▸ Exercise description:
Below are the records. List every line holding the word "alive".
::::::::
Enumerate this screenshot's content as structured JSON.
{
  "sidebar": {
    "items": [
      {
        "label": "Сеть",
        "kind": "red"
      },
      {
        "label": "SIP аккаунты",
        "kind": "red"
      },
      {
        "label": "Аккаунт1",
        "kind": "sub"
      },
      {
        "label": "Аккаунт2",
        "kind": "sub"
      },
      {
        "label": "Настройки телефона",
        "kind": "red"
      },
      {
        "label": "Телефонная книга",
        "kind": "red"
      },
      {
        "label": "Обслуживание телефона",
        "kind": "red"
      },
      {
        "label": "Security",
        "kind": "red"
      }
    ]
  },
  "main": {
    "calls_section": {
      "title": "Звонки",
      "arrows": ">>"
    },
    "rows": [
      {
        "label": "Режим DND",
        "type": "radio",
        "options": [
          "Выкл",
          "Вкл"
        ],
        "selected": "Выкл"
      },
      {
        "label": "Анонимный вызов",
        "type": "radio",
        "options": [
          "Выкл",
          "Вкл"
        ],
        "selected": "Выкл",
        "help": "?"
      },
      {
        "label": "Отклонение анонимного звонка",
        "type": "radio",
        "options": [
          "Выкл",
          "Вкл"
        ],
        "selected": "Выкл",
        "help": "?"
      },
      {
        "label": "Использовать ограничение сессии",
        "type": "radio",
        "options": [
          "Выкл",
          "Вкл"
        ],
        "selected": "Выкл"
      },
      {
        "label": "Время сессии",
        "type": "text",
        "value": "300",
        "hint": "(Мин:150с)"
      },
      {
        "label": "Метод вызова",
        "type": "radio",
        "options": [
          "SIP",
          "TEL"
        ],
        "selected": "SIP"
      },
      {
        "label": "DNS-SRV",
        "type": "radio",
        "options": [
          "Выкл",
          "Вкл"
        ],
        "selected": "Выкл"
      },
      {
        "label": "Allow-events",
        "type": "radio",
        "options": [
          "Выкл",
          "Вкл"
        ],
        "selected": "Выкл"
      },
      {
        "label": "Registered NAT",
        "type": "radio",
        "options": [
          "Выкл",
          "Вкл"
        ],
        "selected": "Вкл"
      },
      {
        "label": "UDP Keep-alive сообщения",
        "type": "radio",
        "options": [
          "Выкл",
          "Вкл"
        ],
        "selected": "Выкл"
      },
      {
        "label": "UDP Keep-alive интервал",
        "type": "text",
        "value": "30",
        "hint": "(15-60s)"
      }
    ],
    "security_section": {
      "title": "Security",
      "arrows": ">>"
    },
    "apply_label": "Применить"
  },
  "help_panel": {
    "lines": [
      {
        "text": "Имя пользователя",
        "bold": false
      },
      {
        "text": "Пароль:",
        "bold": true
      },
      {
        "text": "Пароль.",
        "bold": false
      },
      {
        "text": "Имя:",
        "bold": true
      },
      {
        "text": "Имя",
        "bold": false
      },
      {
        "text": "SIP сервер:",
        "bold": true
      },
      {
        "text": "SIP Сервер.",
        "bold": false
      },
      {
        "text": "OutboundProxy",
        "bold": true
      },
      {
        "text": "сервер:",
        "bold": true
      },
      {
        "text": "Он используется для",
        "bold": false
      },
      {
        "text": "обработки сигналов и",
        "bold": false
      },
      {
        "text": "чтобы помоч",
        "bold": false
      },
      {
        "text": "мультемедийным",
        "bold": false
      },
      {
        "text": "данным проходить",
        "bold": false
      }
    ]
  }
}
::::::::
▸ Output of the task:
        "label": "UDP Keep-alive сообщения",
        "label": "UDP Keep-alive интервал",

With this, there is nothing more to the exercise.